JOB:
Each line containing the word "this" should be found and copied.
LISTING start
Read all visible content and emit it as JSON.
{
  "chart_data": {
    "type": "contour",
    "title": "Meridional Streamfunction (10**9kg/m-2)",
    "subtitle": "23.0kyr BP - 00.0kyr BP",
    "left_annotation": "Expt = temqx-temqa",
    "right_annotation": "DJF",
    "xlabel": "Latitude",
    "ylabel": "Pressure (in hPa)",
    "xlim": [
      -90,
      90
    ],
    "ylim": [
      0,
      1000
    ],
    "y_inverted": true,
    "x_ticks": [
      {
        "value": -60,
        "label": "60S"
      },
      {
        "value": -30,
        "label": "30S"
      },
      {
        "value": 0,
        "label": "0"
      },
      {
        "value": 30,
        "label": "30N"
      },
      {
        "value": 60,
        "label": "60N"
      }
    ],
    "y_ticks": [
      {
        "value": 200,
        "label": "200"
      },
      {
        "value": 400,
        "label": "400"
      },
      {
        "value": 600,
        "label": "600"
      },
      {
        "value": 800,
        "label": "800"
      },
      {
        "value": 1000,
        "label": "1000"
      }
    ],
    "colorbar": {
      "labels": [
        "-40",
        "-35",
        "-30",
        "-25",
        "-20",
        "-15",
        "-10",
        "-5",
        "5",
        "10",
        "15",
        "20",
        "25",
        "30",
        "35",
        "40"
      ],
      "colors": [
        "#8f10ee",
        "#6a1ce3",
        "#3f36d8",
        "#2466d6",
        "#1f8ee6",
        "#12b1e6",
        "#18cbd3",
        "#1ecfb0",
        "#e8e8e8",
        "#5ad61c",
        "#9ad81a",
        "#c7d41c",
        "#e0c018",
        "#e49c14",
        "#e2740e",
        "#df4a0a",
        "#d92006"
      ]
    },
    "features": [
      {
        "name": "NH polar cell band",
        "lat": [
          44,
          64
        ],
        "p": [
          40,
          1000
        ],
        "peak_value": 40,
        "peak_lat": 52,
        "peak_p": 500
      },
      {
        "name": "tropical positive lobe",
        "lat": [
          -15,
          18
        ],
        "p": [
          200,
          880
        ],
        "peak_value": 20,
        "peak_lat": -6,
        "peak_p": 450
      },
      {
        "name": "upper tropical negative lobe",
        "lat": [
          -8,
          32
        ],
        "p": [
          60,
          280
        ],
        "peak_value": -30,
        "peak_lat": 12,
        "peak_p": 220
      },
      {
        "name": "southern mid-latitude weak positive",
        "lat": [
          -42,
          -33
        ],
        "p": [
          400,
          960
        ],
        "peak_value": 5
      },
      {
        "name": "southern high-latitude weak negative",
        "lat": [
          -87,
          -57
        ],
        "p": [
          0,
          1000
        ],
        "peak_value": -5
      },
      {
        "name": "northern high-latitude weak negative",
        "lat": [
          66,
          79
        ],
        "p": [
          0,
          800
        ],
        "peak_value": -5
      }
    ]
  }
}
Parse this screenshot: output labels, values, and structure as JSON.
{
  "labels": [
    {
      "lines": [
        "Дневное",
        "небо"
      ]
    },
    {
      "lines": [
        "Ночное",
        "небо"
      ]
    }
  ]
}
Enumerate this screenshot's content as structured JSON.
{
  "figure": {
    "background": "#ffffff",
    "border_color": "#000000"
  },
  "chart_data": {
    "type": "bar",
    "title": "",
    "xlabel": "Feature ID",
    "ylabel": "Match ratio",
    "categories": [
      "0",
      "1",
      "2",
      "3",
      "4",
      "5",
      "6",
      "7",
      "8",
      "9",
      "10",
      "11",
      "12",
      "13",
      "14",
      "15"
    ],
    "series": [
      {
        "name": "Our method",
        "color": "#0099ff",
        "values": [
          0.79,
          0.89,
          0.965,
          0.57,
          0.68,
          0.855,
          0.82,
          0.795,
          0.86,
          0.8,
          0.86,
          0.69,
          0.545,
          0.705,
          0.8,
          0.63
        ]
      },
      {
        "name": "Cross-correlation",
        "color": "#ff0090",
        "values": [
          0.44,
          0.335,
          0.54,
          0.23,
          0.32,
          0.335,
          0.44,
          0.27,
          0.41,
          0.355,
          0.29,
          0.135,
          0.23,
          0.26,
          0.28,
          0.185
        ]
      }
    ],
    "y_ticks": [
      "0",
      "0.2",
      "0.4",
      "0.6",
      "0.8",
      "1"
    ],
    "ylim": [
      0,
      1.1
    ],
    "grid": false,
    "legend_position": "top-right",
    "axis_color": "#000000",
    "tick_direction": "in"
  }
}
LISTING end
WRITTEN REPLY:
Parse this screenshot: output labels, values, and structure as JSON.
Enumerate this screenshot's content as structured JSON.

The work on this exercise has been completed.